[EXERCISE REQUIREMENTS]: Every record must be repeated exactly; omit any pictures they contain.

------ LISTED RECORDS

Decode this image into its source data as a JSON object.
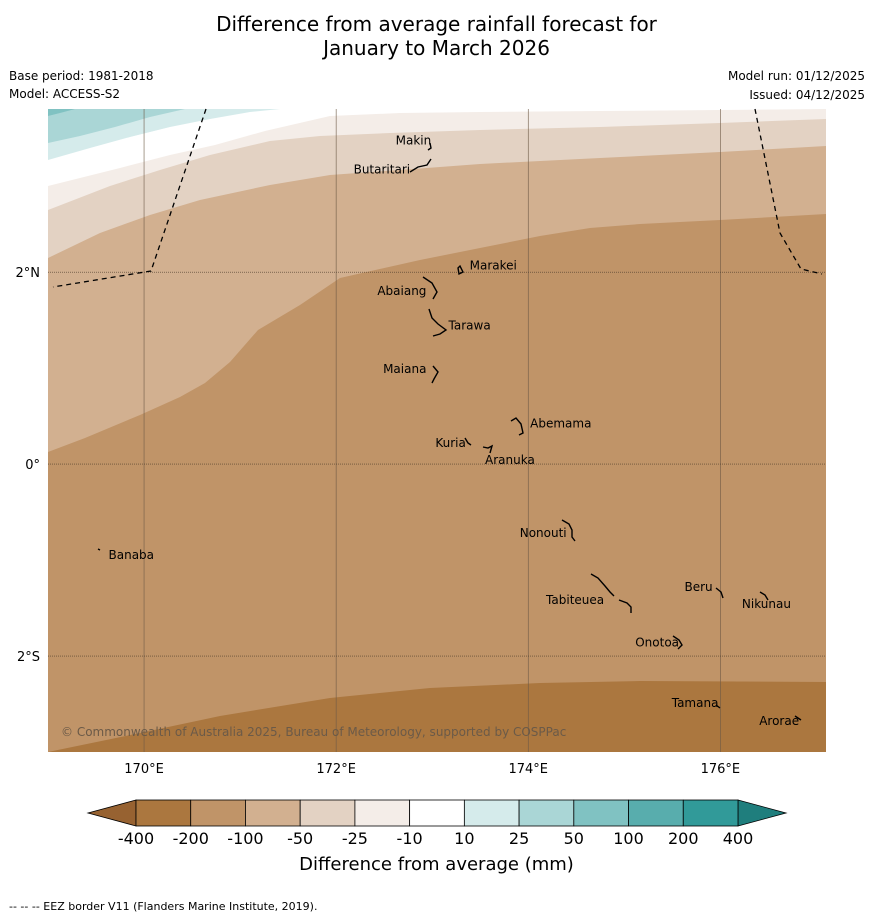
{
  "title": {
    "line1": "Difference from average rainfall forecast for",
    "line2": "January to March 2026"
  },
  "meta": {
    "base_period": "Base period: 1981-2018",
    "model": "Model: ACCESS-S2",
    "model_run": "Model run: 01/12/2025",
    "issued": "Issued: 04/12/2025"
  },
  "map": {
    "lon_range": [
      169,
      177.1
    ],
    "lat_range": [
      -3.0,
      3.7
    ],
    "lon_ticks": [
      {
        "value": 170,
        "label": "170°E"
      },
      {
        "value": 172,
        "label": "172°E"
      },
      {
        "value": 174,
        "label": "174°E"
      },
      {
        "value": 176,
        "label": "176°E"
      }
    ],
    "lat_ticks": [
      {
        "value": 2,
        "label": "2°N"
      },
      {
        "value": 0,
        "label": "0°"
      },
      {
        "value": -2,
        "label": "2°S"
      }
    ],
    "copyright": "© Commonwealth of Australia 2025, Bureau of Meteorology, supported by COSPPac",
    "places": [
      {
        "name": "Makin",
        "lon": 172.99,
        "lat": 3.33,
        "anchor": "end"
      },
      {
        "name": "Butaritari",
        "lon": 172.77,
        "lat": 3.03,
        "anchor": "end"
      },
      {
        "name": "Marakei",
        "lon": 173.39,
        "lat": 2.03,
        "anchor": "start"
      },
      {
        "name": "Abaiang",
        "lon": 172.94,
        "lat": 1.76,
        "anchor": "end"
      },
      {
        "name": "Tarawa",
        "lon": 173.17,
        "lat": 1.4,
        "anchor": "start"
      },
      {
        "name": "Maiana",
        "lon": 172.94,
        "lat": 0.95,
        "anchor": "end"
      },
      {
        "name": "Abemama",
        "lon": 174.02,
        "lat": 0.38,
        "anchor": "start"
      },
      {
        "name": "Kuria",
        "lon": 173.35,
        "lat": 0.18,
        "anchor": "end"
      },
      {
        "name": "Aranuka",
        "lon": 173.55,
        "lat": 0.0,
        "anchor": "start"
      },
      {
        "name": "Nonouti",
        "lon": 174.4,
        "lat": -0.76,
        "anchor": "end"
      },
      {
        "name": "Banaba",
        "lon": 169.63,
        "lat": -0.99,
        "anchor": "start"
      },
      {
        "name": "Beru",
        "lon": 175.92,
        "lat": -1.32,
        "anchor": "end"
      },
      {
        "name": "Tabiteuea",
        "lon": 174.79,
        "lat": -1.46,
        "anchor": "end"
      },
      {
        "name": "Nikunau",
        "lon": 176.48,
        "lat": -1.5,
        "anchor": "middle"
      },
      {
        "name": "Onotoa",
        "lon": 175.57,
        "lat": -1.9,
        "anchor": "end"
      },
      {
        "name": "Tamana",
        "lon": 175.98,
        "lat": -2.53,
        "anchor": "end"
      },
      {
        "name": "Arorae",
        "lon": 176.82,
        "lat": -2.72,
        "anchor": "end"
      }
    ]
  },
  "colorbar": {
    "labels": [
      "-400",
      "-200",
      "-100",
      "-50",
      "-25",
      "-10",
      "10",
      "25",
      "50",
      "100",
      "200",
      "400"
    ],
    "colors": [
      "#ab773f",
      "#c09468",
      "#d2b090",
      "#e3d2c3",
      "#f4ede8",
      "#ffffff",
      "#d5ebeb",
      "#aad6d6",
      "#80c2c2",
      "#58adad",
      "#319a99"
    ],
    "under_color": "#976231",
    "over_color": "#1f7e7d",
    "title": "Difference from average (mm)"
  },
  "footer": "--  --  -- EEZ border V11 (Flanders Marine Institute, 2019)."
}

------------

[EXERCISE SOLUTION]:
Decode this image into its source data as a JSON object.
{
  "title": {
    "line1": "Difference from average rainfall forecast for",
    "line2": "January to March 2026"
  },
  "meta": {
    "base_period": "Base period: 1981-2018",
    "model": "Model: ACCESS-S2",
    "model_run": "Model run: 01/12/2025",
    "issued": "Issued: 04/12/2025"
  },
  "map": {
    "lon_range": [
      169,
      177.1
    ],
    "lat_range": [
      -3.0,
      3.7
    ],
    "lon_ticks": [
      {
        "value": 170,
        "label": "170°E"
      },
      {
        "value": 172,
        "label": "172°E"
      },
      {
        "value": 174,
        "label": "174°E"
      },
      {
        "value": 176,
        "label": "176°E"
      }
    ],
    "lat_ticks": [
      {
        "value": 2,
        "label": "2°N"
      },
      {
        "value": 0,
        "label": "0°"
      },
      {
        "value": -2,
        "label": "2°S"
      }
    ],
    "copyright": "© Commonwealth of Australia 2025, Bureau of Meteorology, supported by COSPPac",
    "places": [
      {
        "name": "Makin",
        "lon": 172.99,
        "lat": 3.33,
        "anchor": "end"
      },
      {
        "name": "Butaritari",
        "lon": 172.77,
        "lat": 3.03,
        "anchor": "end"
      },
      {
        "name": "Marakei",
        "lon": 173.39,
        "lat": 2.03,
        "anchor": "start"
      },
      {
        "name": "Abaiang",
        "lon": 172.94,
        "lat": 1.76,
        "anchor": "end"
      },
      {
        "name": "Tarawa",
        "lon": 173.17,
        "lat": 1.4,
        "anchor": "start"
      },
      {
        "name": "Maiana",
        "lon": 172.94,
        "lat": 0.95,
        "anchor": "end"
      },
      {
        "name": "Abemama",
        "lon": 174.02,
        "lat": 0.38,
        "anchor": "start"
      },
      {
        "name": "Kuria",
        "lon": 173.35,
        "lat": 0.18,
        "anchor": "end"
      },
      {
        "name": "Aranuka",
        "lon": 173.55,
        "lat": 0.0,
        "anchor": "start"
      },
      {
        "name": "Nonouti",
        "lon": 174.4,
        "lat": -0.76,
        "anchor": "end"
      },
      {
        "name": "Banaba",
        "lon": 169.63,
        "lat": -0.99,
        "anchor": "start"
      },
      {
        "name": "Beru",
        "lon": 175.92,
        "lat": -1.32,
        "anchor": "end"
      },
      {
        "name": "Tabiteuea",
        "lon": 174.79,
        "lat": -1.46,
        "anchor": "end"
      },
      {
        "name": "Nikunau",
        "lon": 176.48,
        "lat": -1.5,
        "anchor": "middle"
      },
      {
        "name": "Onotoa",
        "lon": 175.57,
        "lat": -1.9,
        "anchor": "end"
      },
      {
        "name": "Tamana",
        "lon": 175.98,
        "lat": -2.53,
        "anchor": "end"
      },
      {
        "name": "Arorae",
        "lon": 176.82,
        "lat": -2.72,
        "anchor": "end"
      }
    ]
  },
  "colorbar": {
    "labels": [
      "-400",
      "-200",
      "-100",
      "-50",
      "-25",
      "-10",
      "10",
      "25",
      "50",
      "100",
      "200",
      "400"
    ],
    "colors": [
      "#ab773f",
      "#c09468",
      "#d2b090",
      "#e3d2c3",
      "#f4ede8",
      "#ffffff",
      "#d5ebeb",
      "#aad6d6",
      "#80c2c2",
      "#58adad",
      "#319a99"
    ],
    "under_color": "#976231",
    "over_color": "#1f7e7d",
    "title": "Difference from average (mm)"
  },
  "footer": "--  --  -- EEZ border V11 (Flanders Marine Institute, 2019)."
}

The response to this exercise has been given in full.